**SUPPLIED DATA**
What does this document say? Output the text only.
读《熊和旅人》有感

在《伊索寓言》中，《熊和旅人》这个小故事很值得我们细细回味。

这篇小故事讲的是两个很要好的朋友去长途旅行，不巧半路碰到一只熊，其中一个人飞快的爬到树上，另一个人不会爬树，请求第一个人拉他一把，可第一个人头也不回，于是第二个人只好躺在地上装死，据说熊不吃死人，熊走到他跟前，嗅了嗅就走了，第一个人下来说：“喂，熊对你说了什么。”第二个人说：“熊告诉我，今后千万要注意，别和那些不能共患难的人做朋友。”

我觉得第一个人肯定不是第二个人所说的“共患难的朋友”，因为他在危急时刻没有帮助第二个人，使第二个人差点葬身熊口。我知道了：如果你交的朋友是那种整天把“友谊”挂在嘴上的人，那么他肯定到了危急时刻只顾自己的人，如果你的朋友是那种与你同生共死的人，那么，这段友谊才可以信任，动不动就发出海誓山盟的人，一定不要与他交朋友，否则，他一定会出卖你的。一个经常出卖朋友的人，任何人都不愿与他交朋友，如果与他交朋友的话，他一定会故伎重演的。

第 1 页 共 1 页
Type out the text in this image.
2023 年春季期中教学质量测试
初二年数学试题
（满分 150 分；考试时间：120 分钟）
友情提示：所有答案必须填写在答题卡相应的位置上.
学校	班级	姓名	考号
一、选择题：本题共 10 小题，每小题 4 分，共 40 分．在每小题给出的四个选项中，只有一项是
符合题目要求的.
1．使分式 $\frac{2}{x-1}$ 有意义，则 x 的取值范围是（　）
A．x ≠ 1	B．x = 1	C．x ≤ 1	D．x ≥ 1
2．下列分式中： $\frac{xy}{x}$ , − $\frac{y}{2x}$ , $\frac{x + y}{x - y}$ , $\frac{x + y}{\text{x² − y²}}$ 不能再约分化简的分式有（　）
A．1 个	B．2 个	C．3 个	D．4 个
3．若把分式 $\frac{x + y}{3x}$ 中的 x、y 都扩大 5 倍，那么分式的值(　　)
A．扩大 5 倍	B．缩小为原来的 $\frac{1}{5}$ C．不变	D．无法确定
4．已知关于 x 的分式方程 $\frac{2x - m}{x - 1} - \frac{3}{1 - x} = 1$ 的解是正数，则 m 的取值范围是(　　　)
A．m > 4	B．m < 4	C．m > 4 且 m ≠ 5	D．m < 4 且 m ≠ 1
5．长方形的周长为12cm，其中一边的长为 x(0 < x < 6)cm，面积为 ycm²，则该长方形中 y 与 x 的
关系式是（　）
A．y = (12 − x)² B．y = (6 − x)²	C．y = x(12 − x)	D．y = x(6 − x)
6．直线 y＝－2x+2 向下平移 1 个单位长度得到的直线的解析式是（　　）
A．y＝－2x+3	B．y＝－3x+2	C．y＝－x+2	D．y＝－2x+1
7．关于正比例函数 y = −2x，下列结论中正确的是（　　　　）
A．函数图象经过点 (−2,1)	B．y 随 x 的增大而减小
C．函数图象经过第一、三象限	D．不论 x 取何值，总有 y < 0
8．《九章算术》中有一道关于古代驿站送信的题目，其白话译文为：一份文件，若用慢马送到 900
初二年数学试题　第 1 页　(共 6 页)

**PROBLEM DESCRIPTION**
Write out every line of the material again, exactly as it reads.

**TASK ANSWER**
What does this document say? Output the text only.
读《熊和旅人》有感

在《伊索寓言》中，《熊和旅人》这个小故事很值得我们细细回味。

这篇小故事讲的是两个很要好的朋友去长途旅行，不巧半路碰到一只熊，其中一个人飞快的爬到树上，另一个人不会爬树，请求第一个人拉他一把，可第一个人头也不回，于是第二个人只好躺在地上装死，据说熊不吃死人，熊走到他跟前，嗅了嗅就走了，第一个人下来说：“喂，熊对你说了什么。”第二个人说：“熊告诉我，今后千万要注意，别和那些不能共患难的人做朋友。”

我觉得第一个人肯定不是第二个人所说的“共患难的朋友”，因为他在危急时刻没有帮助第二个人，使第二个人差点葬身熊口。我知道了：如果你交的朋友是那种整天把“友谊”挂在嘴上的人，那么他肯定到了危急时刻只顾自己的人，如果你的朋友是那种与你同生共死的人，那么，这段友谊才可以信任，动不动就发出海誓山盟的人，一定不要与他交朋友，否则，他一定会出卖你的。一个经常出卖朋友的人，任何人都不愿与他交朋友，如果与他交朋友的话，他一定会故伎重演的。

第 1 页 共 1 页
Type out the text in this image.
2023 年春季期中教学质量测试
初二年数学试题
（满分 150 分；考试时间：120 分钟）
友情提示：所有答案必须填写在答题卡相应的位置上.
学校	班级	姓名	考号
一、选择题：本题共 10 小题，每小题 4 分，共 40 分．在每小题给出的四个选项中，只有一项是
符合题目要求的.
1．使分式 $\frac{2}{x-1}$ 有意义，则 x 的取值范围是（　）
A．x ≠ 1	B．x = 1	C．x ≤ 1	D．x ≥ 1
2．下列分式中： $\frac{xy}{x}$ , − $\frac{y}{2x}$ , $\frac{x + y}{x - y}$ , $\frac{x + y}{\text{x² − y²}}$ 不能再约分化简的分式有（　）
A．1 个	B．2 个	C．3 个	D．4 个
3．若把分式 $\frac{x + y}{3x}$ 中的 x、y 都扩大 5 倍，那么分式的值(　　)
A．扩大 5 倍	B．缩小为原来的 $\frac{1}{5}$ C．不变	D．无法确定
4．已知关于 x 的分式方程 $\frac{2x - m}{x - 1} - \frac{3}{1 - x} = 1$ 的解是正数，则 m 的取值范围是(　　　)
A．m > 4	B．m < 4	C．m > 4 且 m ≠ 5	D．m < 4 且 m ≠ 1
5．长方形的周长为12cm，其中一边的长为 x(0 < x < 6)cm，面积为 ycm²，则该长方形中 y 与 x 的
关系式是（　）
A．y = (12 − x)² B．y = (6 − x)²	C．y = x(12 − x)	D．y = x(6 − x)
6．直线 y＝－2x+2 向下平移 1 个单位长度得到的直线的解析式是（　　）
A．y＝－2x+3	B．y＝－3x+2	C．y＝－x+2	D．y＝－2x+1
7．关于正比例函数 y = −2x，下列结论中正确的是（　　　　）
A．函数图象经过点 (−2,1)	B．y 随 x 的增大而减小
C．函数图象经过第一、三象限	D．不论 x 取何值，总有 y < 0
8．《九章算术》中有一道关于古代驿站送信的题目，其白话译文为：一份文件，若用慢马送到 900
初二年数学试题　第 1 页　(共 6 页)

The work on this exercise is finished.